SET PROBLEM:
Copy all lines below exactly as written. Leave pictures out.

EXCERPTED DATA:

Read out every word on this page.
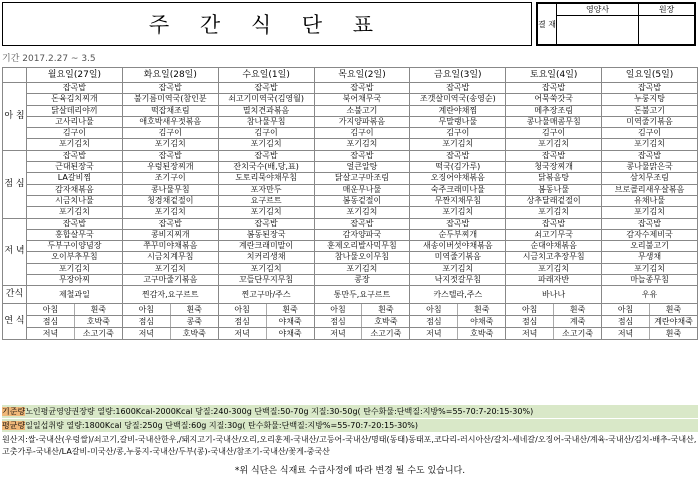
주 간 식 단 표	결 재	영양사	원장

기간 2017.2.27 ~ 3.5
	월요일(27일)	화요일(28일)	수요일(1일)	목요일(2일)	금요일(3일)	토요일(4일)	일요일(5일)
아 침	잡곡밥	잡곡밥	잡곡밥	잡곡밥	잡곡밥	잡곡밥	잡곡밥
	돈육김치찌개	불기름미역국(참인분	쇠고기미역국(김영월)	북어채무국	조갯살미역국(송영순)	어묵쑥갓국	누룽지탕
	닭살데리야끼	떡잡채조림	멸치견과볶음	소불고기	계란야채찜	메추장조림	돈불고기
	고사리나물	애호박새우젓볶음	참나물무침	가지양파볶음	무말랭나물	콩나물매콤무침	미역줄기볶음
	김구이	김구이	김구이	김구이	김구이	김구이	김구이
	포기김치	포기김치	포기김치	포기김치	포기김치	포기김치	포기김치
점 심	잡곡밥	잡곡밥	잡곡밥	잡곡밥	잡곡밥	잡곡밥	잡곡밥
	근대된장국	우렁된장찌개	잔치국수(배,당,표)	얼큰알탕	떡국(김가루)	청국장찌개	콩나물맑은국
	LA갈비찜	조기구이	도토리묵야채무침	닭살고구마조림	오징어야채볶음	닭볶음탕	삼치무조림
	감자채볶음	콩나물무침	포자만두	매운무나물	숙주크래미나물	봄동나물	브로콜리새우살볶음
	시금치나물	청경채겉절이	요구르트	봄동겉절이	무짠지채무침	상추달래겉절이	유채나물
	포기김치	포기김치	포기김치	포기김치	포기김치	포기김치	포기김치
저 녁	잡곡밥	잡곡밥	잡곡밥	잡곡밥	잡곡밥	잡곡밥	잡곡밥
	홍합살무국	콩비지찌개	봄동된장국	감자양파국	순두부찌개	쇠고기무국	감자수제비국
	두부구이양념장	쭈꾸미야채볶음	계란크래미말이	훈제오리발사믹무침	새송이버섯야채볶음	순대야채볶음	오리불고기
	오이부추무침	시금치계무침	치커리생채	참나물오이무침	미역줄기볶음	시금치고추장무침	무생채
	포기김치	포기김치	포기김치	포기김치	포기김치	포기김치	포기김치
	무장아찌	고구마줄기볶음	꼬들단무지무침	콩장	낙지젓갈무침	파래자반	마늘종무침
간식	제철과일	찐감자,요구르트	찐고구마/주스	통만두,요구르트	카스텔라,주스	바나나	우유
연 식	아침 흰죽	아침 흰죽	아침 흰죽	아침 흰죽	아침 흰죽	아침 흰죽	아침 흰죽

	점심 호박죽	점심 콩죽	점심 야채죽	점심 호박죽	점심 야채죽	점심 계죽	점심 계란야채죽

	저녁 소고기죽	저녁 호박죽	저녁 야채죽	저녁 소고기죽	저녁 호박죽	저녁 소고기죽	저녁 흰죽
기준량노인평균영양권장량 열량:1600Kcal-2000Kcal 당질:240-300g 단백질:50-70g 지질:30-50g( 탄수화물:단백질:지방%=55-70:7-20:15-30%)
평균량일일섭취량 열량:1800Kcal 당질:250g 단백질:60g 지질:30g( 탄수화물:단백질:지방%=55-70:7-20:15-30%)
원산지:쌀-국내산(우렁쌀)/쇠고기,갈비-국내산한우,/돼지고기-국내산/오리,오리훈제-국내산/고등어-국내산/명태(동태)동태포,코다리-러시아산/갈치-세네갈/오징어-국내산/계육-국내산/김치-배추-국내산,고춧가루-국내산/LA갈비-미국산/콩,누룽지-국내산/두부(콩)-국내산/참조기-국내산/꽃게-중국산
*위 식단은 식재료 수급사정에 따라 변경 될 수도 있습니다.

TASK OUTPUT:
Read out every word on this page.
주 간 식 단 표	결 재	영양사	원장

기간 2017.2.27 ~ 3.5
	월요일(27일)	화요일(28일)	수요일(1일)	목요일(2일)	금요일(3일)	토요일(4일)	일요일(5일)
아 침	잡곡밥	잡곡밥	잡곡밥	잡곡밥	잡곡밥	잡곡밥	잡곡밥
	돈육김치찌개	불기름미역국(참인분	쇠고기미역국(김영월)	북어채무국	조갯살미역국(송영순)	어묵쑥갓국	누룽지탕
	닭살데리야끼	떡잡채조림	멸치견과볶음	소불고기	계란야채찜	메추장조림	돈불고기
	고사리나물	애호박새우젓볶음	참나물무침	가지양파볶음	무말랭나물	콩나물매콤무침	미역줄기볶음
	김구이	김구이	김구이	김구이	김구이	김구이	김구이
	포기김치	포기김치	포기김치	포기김치	포기김치	포기김치	포기김치
점 심	잡곡밥	잡곡밥	잡곡밥	잡곡밥	잡곡밥	잡곡밥	잡곡밥
	근대된장국	우렁된장찌개	잔치국수(배,당,표)	얼큰알탕	떡국(김가루)	청국장찌개	콩나물맑은국
	LA갈비찜	조기구이	도토리묵야채무침	닭살고구마조림	오징어야채볶음	닭볶음탕	삼치무조림
	감자채볶음	콩나물무침	포자만두	매운무나물	숙주크래미나물	봄동나물	브로콜리새우살볶음
	시금치나물	청경채겉절이	요구르트	봄동겉절이	무짠지채무침	상추달래겉절이	유채나물
	포기김치	포기김치	포기김치	포기김치	포기김치	포기김치	포기김치
저 녁	잡곡밥	잡곡밥	잡곡밥	잡곡밥	잡곡밥	잡곡밥	잡곡밥
	홍합살무국	콩비지찌개	봄동된장국	감자양파국	순두부찌개	쇠고기무국	감자수제비국
	두부구이양념장	쭈꾸미야채볶음	계란크래미말이	훈제오리발사믹무침	새송이버섯야채볶음	순대야채볶음	오리불고기
	오이부추무침	시금치계무침	치커리생채	참나물오이무침	미역줄기볶음	시금치고추장무침	무생채
	포기김치	포기김치	포기김치	포기김치	포기김치	포기김치	포기김치
	무장아찌	고구마줄기볶음	꼬들단무지무침	콩장	낙지젓갈무침	파래자반	마늘종무침
간식	제철과일	찐감자,요구르트	찐고구마/주스	통만두,요구르트	카스텔라,주스	바나나	우유
연 식	아침 흰죽	아침 흰죽	아침 흰죽	아침 흰죽	아침 흰죽	아침 흰죽	아침 흰죽

	점심 호박죽	점심 콩죽	점심 야채죽	점심 호박죽	점심 야채죽	점심 계죽	점심 계란야채죽

	저녁 소고기죽	저녁 호박죽	저녁 야채죽	저녁 소고기죽	저녁 호박죽	저녁 소고기죽	저녁 흰죽
기준량노인평균영양권장량 열량:1600Kcal-2000Kcal 당질:240-300g 단백질:50-70g 지질:30-50g( 탄수화물:단백질:지방%=55-70:7-20:15-30%)
평균량일일섭취량 열량:1800Kcal 당질:250g 단백질:60g 지질:30g( 탄수화물:단백질:지방%=55-70:7-20:15-30%)
원산지:쌀-국내산(우렁쌀)/쇠고기,갈비-국내산한우,/돼지고기-국내산/오리,오리훈제-국내산/고등어-국내산/명태(동태)동태포,코다리-러시아산/갈치-세네갈/오징어-국내산/계육-국내산/김치-배추-국내산,고춧가루-국내산/LA갈비-미국산/콩,누룽지-국내산/두부(콩)-국내산/참조기-국내산/꽃게-중국산
*위 식단은 식재료 수급사정에 따라 변경 될 수도 있습니다.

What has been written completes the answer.